Print all entries word for word.

"""

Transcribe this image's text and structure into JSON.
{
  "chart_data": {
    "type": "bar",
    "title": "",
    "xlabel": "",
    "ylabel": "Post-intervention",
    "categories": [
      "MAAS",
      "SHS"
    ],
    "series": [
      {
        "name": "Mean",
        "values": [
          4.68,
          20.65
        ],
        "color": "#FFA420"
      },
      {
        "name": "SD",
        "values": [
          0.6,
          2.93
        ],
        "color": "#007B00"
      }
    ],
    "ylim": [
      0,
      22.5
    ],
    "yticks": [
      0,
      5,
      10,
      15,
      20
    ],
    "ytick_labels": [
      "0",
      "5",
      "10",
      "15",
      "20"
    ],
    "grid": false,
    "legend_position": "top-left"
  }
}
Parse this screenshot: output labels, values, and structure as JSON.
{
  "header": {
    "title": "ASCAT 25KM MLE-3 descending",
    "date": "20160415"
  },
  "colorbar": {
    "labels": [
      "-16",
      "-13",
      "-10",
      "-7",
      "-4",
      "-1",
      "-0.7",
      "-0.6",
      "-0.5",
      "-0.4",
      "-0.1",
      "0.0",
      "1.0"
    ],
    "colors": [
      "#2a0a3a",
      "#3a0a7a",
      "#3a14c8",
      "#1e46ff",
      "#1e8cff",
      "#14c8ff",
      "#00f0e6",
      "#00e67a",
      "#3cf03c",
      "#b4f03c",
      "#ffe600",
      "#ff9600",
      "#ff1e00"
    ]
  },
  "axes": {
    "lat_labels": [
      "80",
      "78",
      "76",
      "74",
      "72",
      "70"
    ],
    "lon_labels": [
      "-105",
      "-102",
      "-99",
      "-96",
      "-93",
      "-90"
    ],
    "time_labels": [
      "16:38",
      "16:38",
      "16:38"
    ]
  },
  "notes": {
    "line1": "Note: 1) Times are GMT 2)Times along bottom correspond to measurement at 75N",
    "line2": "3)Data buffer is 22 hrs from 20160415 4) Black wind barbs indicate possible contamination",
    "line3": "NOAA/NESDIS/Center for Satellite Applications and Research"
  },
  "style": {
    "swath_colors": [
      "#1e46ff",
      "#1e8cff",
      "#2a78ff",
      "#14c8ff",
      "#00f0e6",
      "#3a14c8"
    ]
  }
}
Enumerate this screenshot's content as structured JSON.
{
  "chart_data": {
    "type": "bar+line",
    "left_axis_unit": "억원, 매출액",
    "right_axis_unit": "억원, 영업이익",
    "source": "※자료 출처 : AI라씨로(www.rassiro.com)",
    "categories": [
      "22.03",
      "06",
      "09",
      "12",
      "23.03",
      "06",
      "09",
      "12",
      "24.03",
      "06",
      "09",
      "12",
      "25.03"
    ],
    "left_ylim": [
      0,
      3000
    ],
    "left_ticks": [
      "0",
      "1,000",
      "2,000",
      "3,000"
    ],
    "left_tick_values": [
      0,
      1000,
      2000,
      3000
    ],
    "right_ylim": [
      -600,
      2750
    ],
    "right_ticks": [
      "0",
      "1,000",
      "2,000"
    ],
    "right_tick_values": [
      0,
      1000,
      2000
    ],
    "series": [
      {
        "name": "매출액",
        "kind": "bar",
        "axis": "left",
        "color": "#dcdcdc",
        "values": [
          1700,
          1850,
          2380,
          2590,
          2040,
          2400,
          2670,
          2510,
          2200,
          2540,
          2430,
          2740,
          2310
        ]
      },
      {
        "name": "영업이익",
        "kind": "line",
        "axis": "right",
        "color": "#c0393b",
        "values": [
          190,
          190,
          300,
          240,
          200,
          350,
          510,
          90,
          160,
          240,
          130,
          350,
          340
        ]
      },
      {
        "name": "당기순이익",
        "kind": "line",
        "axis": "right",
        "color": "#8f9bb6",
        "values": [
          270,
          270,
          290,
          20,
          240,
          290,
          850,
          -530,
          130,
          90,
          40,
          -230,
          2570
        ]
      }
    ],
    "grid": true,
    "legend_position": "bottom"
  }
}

"""

Answer for the task -
Transcribe this image's text and structure into JSON.
{
  "chart_data": {
    "type": "bar",
    "title": "",
    "xlabel": "",
    "ylabel": "Post-intervention",
    "categories": [
      "MAAS",
      "SHS"
    ],
    "series": [
      {
        "name": "Mean",
        "values": [
          4.68,
          20.65
        ],
        "color": "#FFA420"
      },
      {
        "name": "SD",
        "values": [
          0.6,
          2.93
        ],
        "color": "#007B00"
      }
    ],
    "ylim": [
      0,
      22.5
    ],
    "yticks": [
      0,
      5,
      10,
      15,
      20
    ],
    "ytick_labels": [
      "0",
      "5",
      "10",
      "15",
      "20"
    ],
    "grid": false,
    "legend_position": "top-left"
  }
}
Parse this screenshot: output labels, values, and structure as JSON.
{
  "header": {
    "title": "ASCAT 25KM MLE-3 descending",
    "date": "20160415"
  },
  "colorbar": {
    "labels": [
      "-16",
      "-13",
      "-10",
      "-7",
      "-4",
      "-1",
      "-0.7",
      "-0.6",
      "-0.5",
      "-0.4",
      "-0.1",
      "0.0",
      "1.0"
    ],
    "colors": [
      "#2a0a3a",
      "#3a0a7a",
      "#3a14c8",
      "#1e46ff",
      "#1e8cff",
      "#14c8ff",
      "#00f0e6",
      "#00e67a",
      "#3cf03c",
      "#b4f03c",
      "#ffe600",
      "#ff9600",
      "#ff1e00"
    ]
  },
  "axes": {
    "lat_labels": [
      "80",
      "78",
      "76",
      "74",
      "72",
      "70"
    ],
    "lon_labels": [
      "-105",
      "-102",
      "-99",
      "-96",
      "-93",
      "-90"
    ],
    "time_labels": [
      "16:38",
      "16:38",
      "16:38"
    ]
  },
  "notes": {
    "line1": "Note: 1) Times are GMT 2)Times along bottom correspond to measurement at 75N",
    "line2": "3)Data buffer is 22 hrs from 20160415 4) Black wind barbs indicate possible contamination",
    "line3": "NOAA/NESDIS/Center for Satellite Applications and Research"
  },
  "style": {
    "swath_colors": [
      "#1e46ff",
      "#1e8cff",
      "#2a78ff",
      "#14c8ff",
      "#00f0e6",
      "#3a14c8"
    ]
  }
}
Enumerate this screenshot's content as structured JSON.
{
  "chart_data": {
    "type": "bar+line",
    "left_axis_unit": "억원, 매출액",
    "right_axis_unit": "억원, 영업이익",
    "source": "※자료 출처 : AI라씨로(www.rassiro.com)",
    "categories": [
      "22.03",
      "06",
      "09",
      "12",
      "23.03",
      "06",
      "09",
      "12",
      "24.03",
      "06",
      "09",
      "12",
      "25.03"
    ],
    "left_ylim": [
      0,
      3000
    ],
    "left_ticks": [
      "0",
      "1,000",
      "2,000",
      "3,000"
    ],
    "left_tick_values": [
      0,
      1000,
      2000,
      3000
    ],
    "right_ylim": [
      -600,
      2750
    ],
    "right_ticks": [
      "0",
      "1,000",
      "2,000"
    ],
    "right_tick_values": [
      0,
      1000,
      2000
    ],
    "series": [
      {
        "name": "매출액",
        "kind": "bar",
        "axis": "left",
        "color": "#dcdcdc",
        "values": [
          1700,
          1850,
          2380,
          2590,
          2040,
          2400,
          2670,
          2510,
          2200,
          2540,
          2430,
          2740,
          2310
        ]
      },
      {
        "name": "영업이익",
        "kind": "line",
        "axis": "right",
        "color": "#c0393b",
        "values": [
          190,
          190,
          300,
          240,
          200,
          350,
          510,
          90,
          160,
          240,
          130,
          350,
          340
        ]
      },
      {
        "name": "당기순이익",
        "kind": "line",
        "axis": "right",
        "color": "#8f9bb6",
        "values": [
          270,
          270,
          290,
          20,
          240,
          290,
          850,
          -530,
          130,
          90,
          40,
          -230,
          2570
        ]
      }
    ],
    "grid": true,
    "legend_position": "bottom"
  }
}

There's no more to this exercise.